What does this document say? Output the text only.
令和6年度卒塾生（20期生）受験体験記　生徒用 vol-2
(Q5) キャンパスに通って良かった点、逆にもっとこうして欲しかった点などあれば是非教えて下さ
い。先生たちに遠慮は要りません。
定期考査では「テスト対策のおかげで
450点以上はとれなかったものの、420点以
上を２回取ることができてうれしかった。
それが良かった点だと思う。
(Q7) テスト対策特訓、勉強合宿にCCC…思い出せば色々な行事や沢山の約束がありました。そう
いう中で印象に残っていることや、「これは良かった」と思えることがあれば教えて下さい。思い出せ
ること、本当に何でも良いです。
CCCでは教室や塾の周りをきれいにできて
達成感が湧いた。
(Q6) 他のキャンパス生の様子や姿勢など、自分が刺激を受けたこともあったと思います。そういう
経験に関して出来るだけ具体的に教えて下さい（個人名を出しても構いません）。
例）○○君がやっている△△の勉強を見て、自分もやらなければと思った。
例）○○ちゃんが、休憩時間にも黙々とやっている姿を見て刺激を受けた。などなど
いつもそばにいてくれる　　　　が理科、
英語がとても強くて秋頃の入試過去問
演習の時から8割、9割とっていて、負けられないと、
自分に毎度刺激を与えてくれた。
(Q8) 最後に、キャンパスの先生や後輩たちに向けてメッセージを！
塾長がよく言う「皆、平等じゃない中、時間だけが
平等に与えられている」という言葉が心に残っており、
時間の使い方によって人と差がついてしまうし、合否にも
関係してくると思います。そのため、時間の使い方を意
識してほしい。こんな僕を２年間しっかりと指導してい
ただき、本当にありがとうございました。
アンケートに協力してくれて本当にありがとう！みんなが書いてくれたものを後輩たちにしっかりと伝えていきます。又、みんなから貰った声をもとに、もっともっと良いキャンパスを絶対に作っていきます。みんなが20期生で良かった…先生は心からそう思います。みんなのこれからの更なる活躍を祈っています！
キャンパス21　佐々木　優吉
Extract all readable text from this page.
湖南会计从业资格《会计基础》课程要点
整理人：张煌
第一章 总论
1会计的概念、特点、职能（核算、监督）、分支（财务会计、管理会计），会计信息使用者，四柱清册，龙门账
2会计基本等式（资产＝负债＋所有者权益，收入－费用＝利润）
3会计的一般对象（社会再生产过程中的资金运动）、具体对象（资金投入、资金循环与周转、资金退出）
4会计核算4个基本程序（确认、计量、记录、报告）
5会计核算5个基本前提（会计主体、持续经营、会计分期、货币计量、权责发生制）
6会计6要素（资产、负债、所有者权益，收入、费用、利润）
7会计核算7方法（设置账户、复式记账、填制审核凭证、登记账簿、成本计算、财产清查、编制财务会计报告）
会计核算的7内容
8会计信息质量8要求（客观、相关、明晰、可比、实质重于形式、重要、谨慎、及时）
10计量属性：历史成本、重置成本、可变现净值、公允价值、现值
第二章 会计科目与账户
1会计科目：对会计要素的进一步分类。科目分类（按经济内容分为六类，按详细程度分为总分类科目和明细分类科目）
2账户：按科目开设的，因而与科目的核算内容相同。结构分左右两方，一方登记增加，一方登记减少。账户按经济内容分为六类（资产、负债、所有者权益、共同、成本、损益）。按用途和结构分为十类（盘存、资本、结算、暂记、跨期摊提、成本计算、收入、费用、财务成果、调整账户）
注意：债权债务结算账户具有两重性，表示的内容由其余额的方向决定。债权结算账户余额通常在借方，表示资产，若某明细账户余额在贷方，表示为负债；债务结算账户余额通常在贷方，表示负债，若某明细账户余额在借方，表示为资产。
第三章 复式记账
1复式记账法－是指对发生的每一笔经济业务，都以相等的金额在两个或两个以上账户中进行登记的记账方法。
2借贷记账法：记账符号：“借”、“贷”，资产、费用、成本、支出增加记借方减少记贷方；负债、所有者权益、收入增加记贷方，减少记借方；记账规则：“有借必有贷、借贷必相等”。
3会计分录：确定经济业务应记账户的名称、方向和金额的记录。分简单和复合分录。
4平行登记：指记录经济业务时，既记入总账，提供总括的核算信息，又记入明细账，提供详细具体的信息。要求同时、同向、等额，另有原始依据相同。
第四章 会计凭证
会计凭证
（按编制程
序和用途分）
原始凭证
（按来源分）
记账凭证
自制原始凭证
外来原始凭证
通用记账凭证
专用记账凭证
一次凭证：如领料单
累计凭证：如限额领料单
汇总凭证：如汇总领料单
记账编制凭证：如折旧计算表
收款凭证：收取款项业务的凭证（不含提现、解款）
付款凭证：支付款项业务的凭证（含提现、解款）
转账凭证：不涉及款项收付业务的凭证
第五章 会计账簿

^^^^^^^^

## Written exercise
Extract all lines as given.

## Exercise answer
What does this document say? Output the text only.
令和6年度卒塾生（20期生）受験体験記　生徒用 vol-2
(Q5) キャンパスに通って良かった点、逆にもっとこうして欲しかった点などあれば是非教えて下さ
い。先生たちに遠慮は要りません。
定期考査では「テスト対策のおかげで
450点以上はとれなかったものの、420点以
上を２回取ることができてうれしかった。
それが良かった点だと思う。
(Q7) テスト対策特訓、勉強合宿にCCC…思い出せば色々な行事や沢山の約束がありました。そう
いう中で印象に残っていることや、「これは良かった」と思えることがあれば教えて下さい。思い出せ
ること、本当に何でも良いです。
CCCでは教室や塾の周りをきれいにできて
達成感が湧いた。
(Q6) 他のキャンパス生の様子や姿勢など、自分が刺激を受けたこともあったと思います。そういう
経験に関して出来るだけ具体的に教えて下さい（個人名を出しても構いません）。
例）○○君がやっている△△の勉強を見て、自分もやらなければと思った。
例）○○ちゃんが、休憩時間にも黙々とやっている姿を見て刺激を受けた。などなど
いつもそばにいてくれる　　　　が理科、
英語がとても強くて秋頃の入試過去問
演習の時から8割、9割とっていて、負けられないと、
自分に毎度刺激を与えてくれた。
(Q8) 最後に、キャンパスの先生や後輩たちに向けてメッセージを！
塾長がよく言う「皆、平等じゃない中、時間だけが
平等に与えられている」という言葉が心に残っており、
時間の使い方によって人と差がついてしまうし、合否にも
関係してくると思います。そのため、時間の使い方を意
識してほしい。こんな僕を２年間しっかりと指導してい
ただき、本当にありがとうございました。
アンケートに協力してくれて本当にありがとう！みんなが書いてくれたものを後輩たちにしっかりと伝えていきます。又、みんなから貰った声をもとに、もっともっと良いキャンパスを絶対に作っていきます。みんなが20期生で良かった…先生は心からそう思います。みんなのこれからの更なる活躍を祈っています！
キャンパス21　佐々木　優吉
Extract all readable text from this page.
湖南会计从业资格《会计基础》课程要点
整理人：张煌
第一章 总论
1会计的概念、特点、职能（核算、监督）、分支（财务会计、管理会计），会计信息使用者，四柱清册，龙门账
2会计基本等式（资产＝负债＋所有者权益，收入－费用＝利润）
3会计的一般对象（社会再生产过程中的资金运动）、具体对象（资金投入、资金循环与周转、资金退出）
4会计核算4个基本程序（确认、计量、记录、报告）
5会计核算5个基本前提（会计主体、持续经营、会计分期、货币计量、权责发生制）
6会计6要素（资产、负债、所有者权益，收入、费用、利润）
7会计核算7方法（设置账户、复式记账、填制审核凭证、登记账簿、成本计算、财产清查、编制财务会计报告）
会计核算的7内容
8会计信息质量8要求（客观、相关、明晰、可比、实质重于形式、重要、谨慎、及时）
10计量属性：历史成本、重置成本、可变现净值、公允价值、现值
第二章 会计科目与账户
1会计科目：对会计要素的进一步分类。科目分类（按经济内容分为六类，按详细程度分为总分类科目和明细分类科目）
2账户：按科目开设的，因而与科目的核算内容相同。结构分左右两方，一方登记增加，一方登记减少。账户按经济内容分为六类（资产、负债、所有者权益、共同、成本、损益）。按用途和结构分为十类（盘存、资本、结算、暂记、跨期摊提、成本计算、收入、费用、财务成果、调整账户）
注意：债权债务结算账户具有两重性，表示的内容由其余额的方向决定。债权结算账户余额通常在借方，表示资产，若某明细账户余额在贷方，表示为负债；债务结算账户余额通常在贷方，表示负债，若某明细账户余额在借方，表示为资产。
第三章 复式记账
1复式记账法－是指对发生的每一笔经济业务，都以相等的金额在两个或两个以上账户中进行登记的记账方法。
2借贷记账法：记账符号：“借”、“贷”，资产、费用、成本、支出增加记借方减少记贷方；负债、所有者权益、收入增加记贷方，减少记借方；记账规则：“有借必有贷、借贷必相等”。
3会计分录：确定经济业务应记账户的名称、方向和金额的记录。分简单和复合分录。
4平行登记：指记录经济业务时，既记入总账，提供总括的核算信息，又记入明细账，提供详细具体的信息。要求同时、同向、等额，另有原始依据相同。
第四章 会计凭证
会计凭证
（按编制程
序和用途分）
原始凭证
（按来源分）
记账凭证
自制原始凭证
外来原始凭证
通用记账凭证
专用记账凭证
一次凭证：如领料单
累计凭证：如限额领料单
汇总凭证：如汇总领料单
记账编制凭证：如折旧计算表
收款凭证：收取款项业务的凭证（不含提现、解款）
付款凭证：支付款项业务的凭证（含提现、解款）
转账凭证：不涉及款项收付业务的凭证
第五章 会计账簿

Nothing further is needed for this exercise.